(Dataset entries)
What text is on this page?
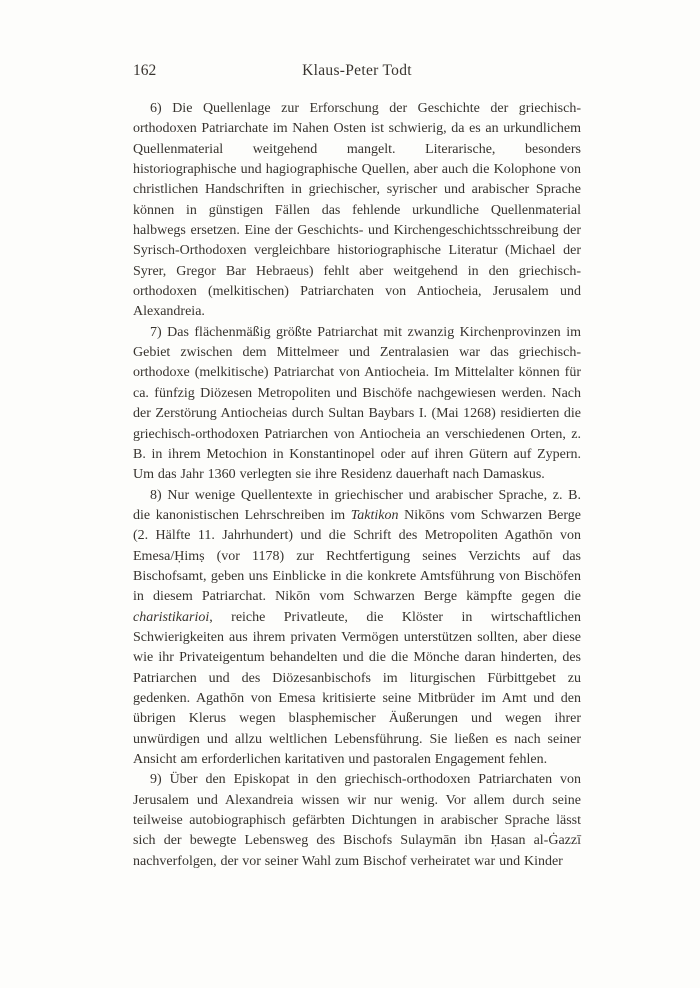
162	Klaus-Peter Todt

6) Die Quellenlage zur Erforschung der Geschichte der griechisch-orthodoxen Patriarchate im Nahen Osten ist schwierig, da es an urkundlichem Quellenmaterial weitgehend mangelt. Literarische, besonders historiographische und hagiographische Quellen, aber auch die Kolophone von christlichen Handschriften in griechischer, syrischer und arabischer Sprache können in günstigen Fällen das fehlende urkundliche Quellenmaterial halbwegs ersetzen. Eine der Geschichts- und Kirchengeschichtsschreibung der Syrisch-Orthodoxen vergleichbare historiographische Literatur (Michael der Syrer, Gregor Bar Hebraeus) fehlt aber weitgehend in den griechisch-orthodoxen (melkitischen) Patriarchaten von Antiocheia, Jerusalem und Alexandreia.

7) Das flächenmäßig größte Patriarchat mit zwanzig Kirchenprovinzen im Gebiet zwischen dem Mittelmeer und Zentralasien war das griechisch-orthodoxe (melkitische) Patriarchat von Antiocheia. Im Mittelalter können für ca. fünfzig Diözesen Metropoliten und Bischöfe nachgewiesen werden. Nach der Zerstörung Antiocheias durch Sultan Baybars I. (Mai 1268) residierten die griechisch-orthodoxen Patriarchen von Antiocheia an verschiedenen Orten, z. B. in ihrem Metochion in Konstantinopel oder auf ihren Gütern auf Zypern. Um das Jahr 1360 verlegten sie ihre Residenz dauerhaft nach Damaskus.

8) Nur wenige Quellentexte in griechischer und arabischer Sprache, z. B. die kanonistischen Lehrschreiben im Taktikon Nikōns vom Schwarzen Berge (2. Hälfte 11. Jahrhundert) und die Schrift des Metropoliten Agathōn von Emesa/Ḥimṣ (vor 1178) zur Rechtfertigung seines Verzichts auf das Bischofsamt, geben uns Einblicke in die konkrete Amtsführung von Bischöfen in diesem Patriarchat. Nikōn vom Schwarzen Berge kämpfte gegen die charistikarioi, reiche Privatleute, die Klöster in wirtschaftlichen Schwierigkeiten aus ihrem privaten Vermögen unterstützen sollten, aber diese wie ihr Privateigentum behandelten und die die Mönche daran hinderten, des Patriarchen und des Diözesanbischofs im liturgischen Fürbittgebet zu gedenken. Agathōn von Emesa kritisierte seine Mitbrüder im Amt und den übrigen Klerus wegen blasphemischer Äußerungen und wegen ihrer unwürdigen und allzu weltlichen Lebensführung. Sie ließen es nach seiner Ansicht am erforderlichen karitativen und pastoralen Engagement fehlen.

9) Über den Episkopat in den griechisch-orthodoxen Patriarchaten von Jerusalem und Alexandreia wissen wir nur wenig. Vor allem durch seine teilweise autobiographisch gefärbten Dichtungen in arabischer Sprache lässt sich der bewegte Lebensweg des Bischofs Sulaymān ibn Ḥasan al-Ġazzī nachverfolgen, der vor seiner Wahl zum Bischof verheiratet war und Kinder
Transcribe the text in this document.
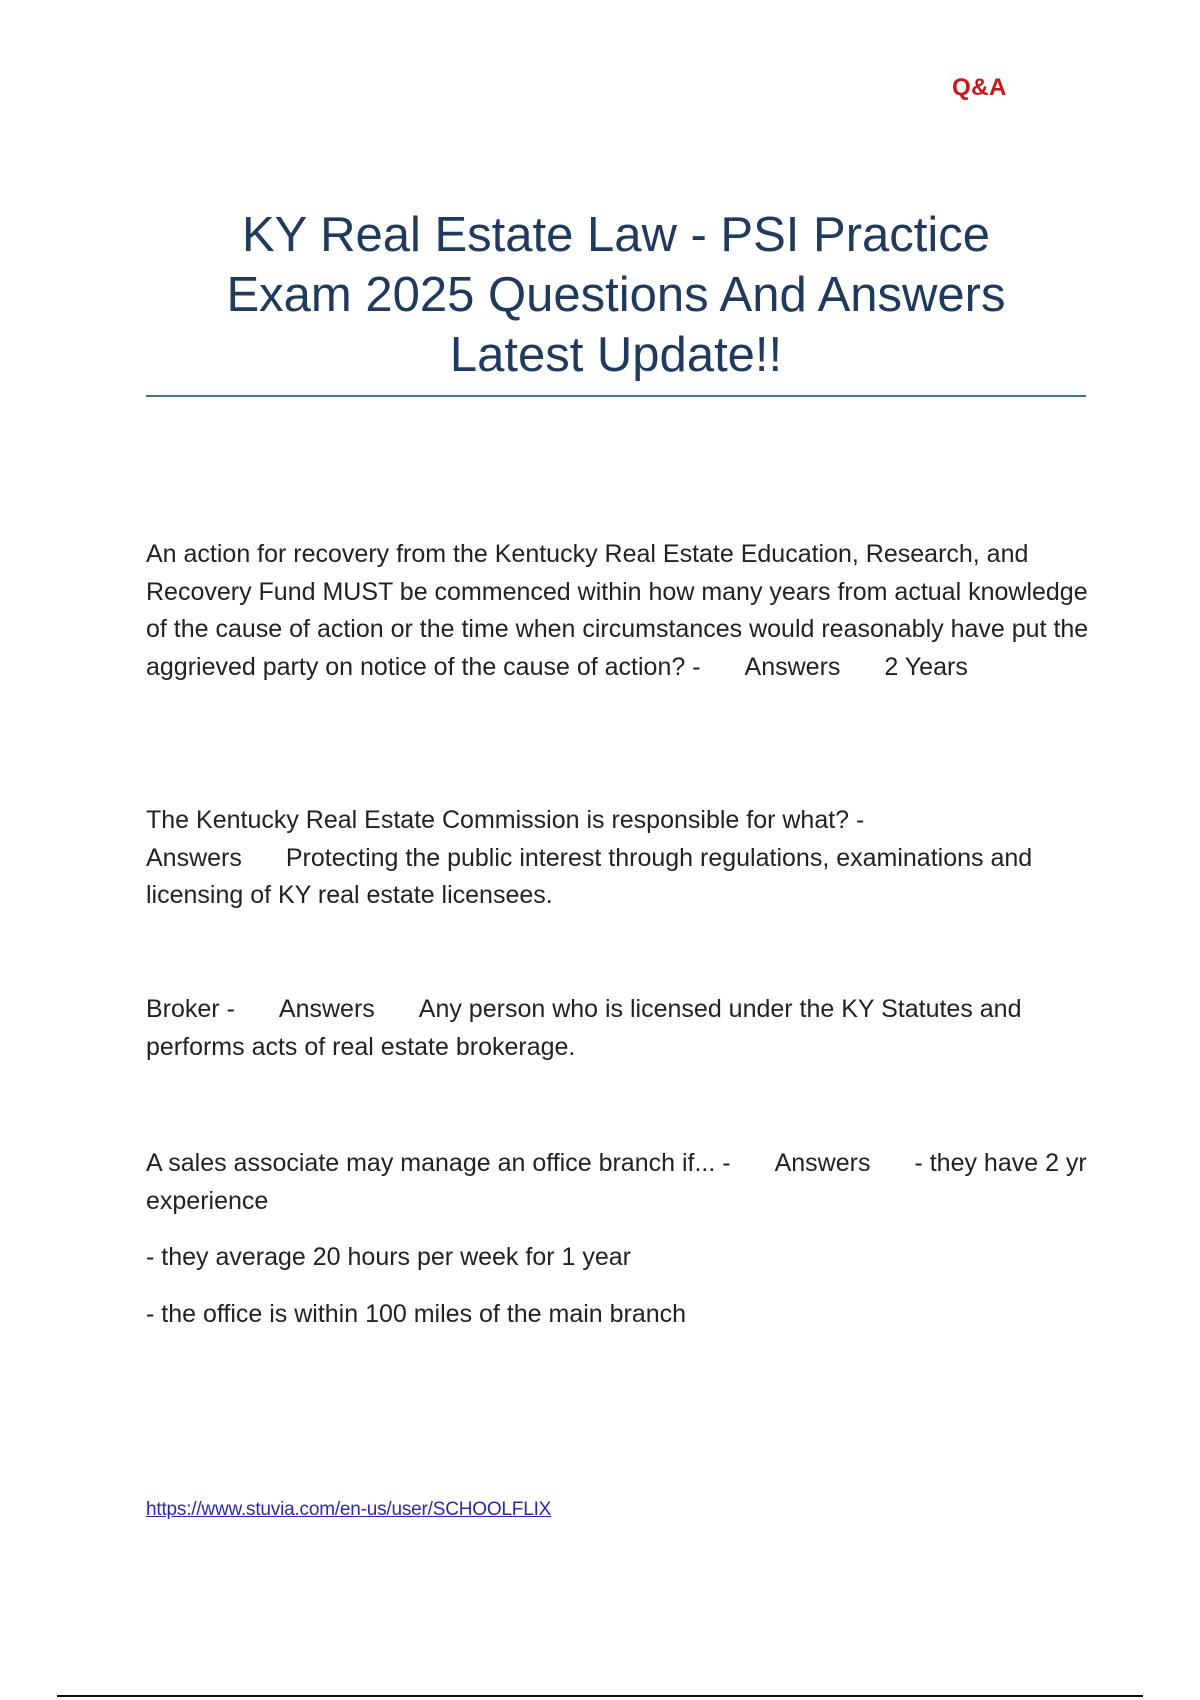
Q&A
KY Real Estate Law - PSI Practice
Exam 2025 Questions And Answers
Latest Update!!

An action for recovery from the Kentucky Real Estate Education, Research, and Recovery Fund MUST be commenced within how many years from actual knowledge of the cause of action or the time when circumstances would reasonably have put the aggrieved party on notice of the cause of action? - Answers 2 Years

The Kentucky Real Estate Commission is responsible for what? -
Answers Protecting the public interest through regulations, examinations and licensing of KY real estate licensees.

Broker - Answers Any person who is licensed under the KY Statutes and performs acts of real estate brokerage.

A sales associate may manage an office branch if... - Answers - they have 2 yr experience

- they average 20 hours per week for 1 year

- the office is within 100 miles of the main branch

https://www.stuvia.com/en-us/user/SCHOOLFLIX
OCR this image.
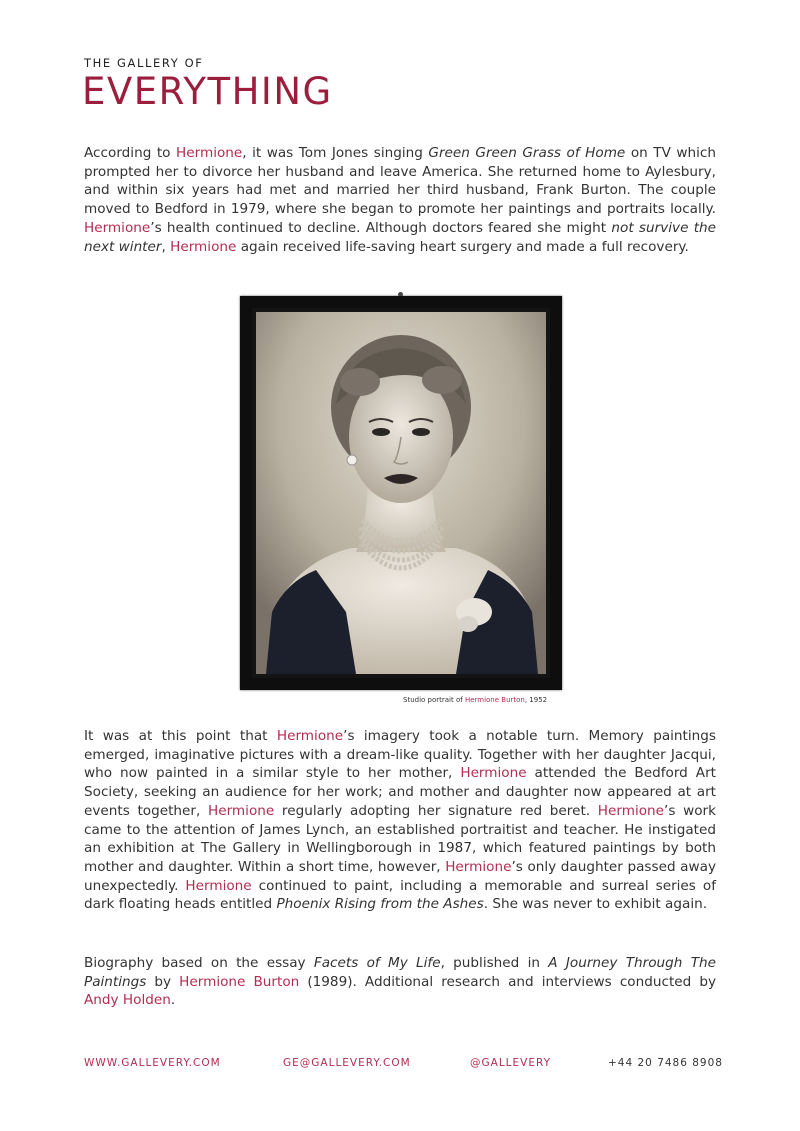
THE GALLERY OF
EVERYTHING

According to Hermione, it was Tom Jones singing Green Green Grass of Home on TV which prompted her to divorce her husband and leave America. She returned home to Aylesbury, and within six years had met and married her third husband, Frank Burton. The couple moved to Bedford in 1979, where she began to promote her paintings and portraits locally. Hermione’s health continued to decline. Although doctors feared she might not survive the next winter, Hermione again received life-saving heart surgery and made a full recovery.

Studio portrait of Hermione Burton, 1952

It was at this point that Hermione’s imagery took a notable turn. Memory paintings emerged, imaginative pictures with a dream-like quality. Together with her daughter Jacqui, who now painted in a similar style to her mother, Hermione attended the Bedford Art Society, seeking an audience for her work; and mother and daughter now appeared at art events together, Hermione regularly adopting her signature red beret. Hermione’s work came to the attention of James Lynch, an established portraitist and teacher. He instigated an exhibition at The Gallery in Wellingborough in 1987, which featured paintings by both mother and daughter. Within a short time, however, Hermione’s only daughter passed away unexpectedly. Hermione continued to paint, including a memorable and surreal series of dark floating heads entitled Phoenix Rising from the Ashes. She was never to exhibit again.

Biography based on the essay Facets of My Life, published in A Journey Through The Paintings by Hermione Burton (1989). Additional research and interviews conducted by Andy Holden.

WWW.GALLEVERY.COM	GE@GALLEVERY.COM	@GALLEVERY	+44 20 7486 8908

Stated exercise: Print the whole listing above once more, word for word, without its pictures.

Exercise solution:
What text is on this page?
162	Klaus-Peter Todt

6) Die Quellenlage zur Erforschung der Geschichte der griechisch-orthodoxen Patriarchate im Nahen Osten ist schwierig, da es an urkundlichem Quellenmaterial weitgehend mangelt. Literarische, besonders historiographische und hagiographische Quellen, aber auch die Kolophone von christlichen Handschriften in griechischer, syrischer und arabischer Sprache können in günstigen Fällen das fehlende urkundliche Quellenmaterial halbwegs ersetzen. Eine der Geschichts- und Kirchengeschichtsschreibung der Syrisch-Orthodoxen vergleichbare historiographische Literatur (Michael der Syrer, Gregor Bar Hebraeus) fehlt aber weitgehend in den griechisch-orthodoxen (melkitischen) Patriarchaten von Antiocheia, Jerusalem und Alexandreia.

7) Das flächenmäßig größte Patriarchat mit zwanzig Kirchenprovinzen im Gebiet zwischen dem Mittelmeer und Zentralasien war das griechisch-orthodoxe (melkitische) Patriarchat von Antiocheia. Im Mittelalter können für ca. fünfzig Diözesen Metropoliten und Bischöfe nachgewiesen werden. Nach der Zerstörung Antiocheias durch Sultan Baybars I. (Mai 1268) residierten die griechisch-orthodoxen Patriarchen von Antiocheia an verschiedenen Orten, z. B. in ihrem Metochion in Konstantinopel oder auf ihren Gütern auf Zypern. Um das Jahr 1360 verlegten sie ihre Residenz dauerhaft nach Damaskus.

8) Nur wenige Quellentexte in griechischer und arabischer Sprache, z. B. die kanonistischen Lehrschreiben im Taktikon Nikōns vom Schwarzen Berge (2. Hälfte 11. Jahrhundert) und die Schrift des Metropoliten Agathōn von Emesa/Ḥimṣ (vor 1178) zur Rechtfertigung seines Verzichts auf das Bischofsamt, geben uns Einblicke in die konkrete Amtsführung von Bischöfen in diesem Patriarchat. Nikōn vom Schwarzen Berge kämpfte gegen die charistikarioi, reiche Privatleute, die Klöster in wirtschaftlichen Schwierigkeiten aus ihrem privaten Vermögen unterstützen sollten, aber diese wie ihr Privateigentum behandelten und die die Mönche daran hinderten, des Patriarchen und des Diözesanbischofs im liturgischen Fürbittgebet zu gedenken. Agathōn von Emesa kritisierte seine Mitbrüder im Amt und den übrigen Klerus wegen blasphemischer Äußerungen und wegen ihrer unwürdigen und allzu weltlichen Lebensführung. Sie ließen es nach seiner Ansicht am erforderlichen karitativen und pastoralen Engagement fehlen.

9) Über den Episkopat in den griechisch-orthodoxen Patriarchaten von Jerusalem und Alexandreia wissen wir nur wenig. Vor allem durch seine teilweise autobiographisch gefärbten Dichtungen in arabischer Sprache lässt sich der bewegte Lebensweg des Bischofs Sulaymān ibn Ḥasan al-Ġazzī nachverfolgen, der vor seiner Wahl zum Bischof verheiratet war und Kinder
Transcribe the text in this document.
Q&A
KY Real Estate Law - PSI Practice
Exam 2025 Questions And Answers
Latest Update!!

An action for recovery from the Kentucky Real Estate Education, Research, and Recovery Fund MUST be commenced within how many years from actual knowledge of the cause of action or the time when circumstances would reasonably have put the aggrieved party on notice of the cause of action? - Answers 2 Years

The Kentucky Real Estate Commission is responsible for what? -
Answers Protecting the public interest through regulations, examinations and licensing of KY real estate licensees.

Broker - Answers Any person who is licensed under the KY Statutes and performs acts of real estate brokerage.

A sales associate may manage an office branch if... - Answers - they have 2 yr experience

- they average 20 hours per week for 1 year

- the office is within 100 miles of the main branch

https://www.stuvia.com/en-us/user/SCHOOLFLIX
OCR this image.
THE GALLERY OF
EVERYTHING

According to Hermione, it was Tom Jones singing Green Green Grass of Home on TV which prompted her to divorce her husband and leave America. She returned home to Aylesbury, and within six years had met and married her third husband, Frank Burton. The couple moved to Bedford in 1979, where she began to promote her paintings and portraits locally. Hermione’s health continued to decline. Although doctors feared she might not survive the next winter, Hermione again received life-saving heart surgery and made a full recovery.

Studio portrait of Hermione Burton, 1952

It was at this point that Hermione’s imagery took a notable turn. Memory paintings emerged, imaginative pictures with a dream-like quality. Together with her daughter Jacqui, who now painted in a similar style to her mother, Hermione attended the Bedford Art Society, seeking an audience for her work; and mother and daughter now appeared at art events together, Hermione regularly adopting her signature red beret. Hermione’s work came to the attention of James Lynch, an established portraitist and teacher. He instigated an exhibition at The Gallery in Wellingborough in 1987, which featured paintings by both mother and daughter. Within a short time, however, Hermione’s only daughter passed away unexpectedly. Hermione continued to paint, including a memorable and surreal series of dark floating heads entitled Phoenix Rising from the Ashes. She was never to exhibit again.

Biography based on the essay Facets of My Life, published in A Journey Through The Paintings by Hermione Burton (1989). Additional research and interviews conducted by Andy Holden.

WWW.GALLEVERY.COM	GE@GALLEVERY.COM	@GALLEVERY	+44 20 7486 8908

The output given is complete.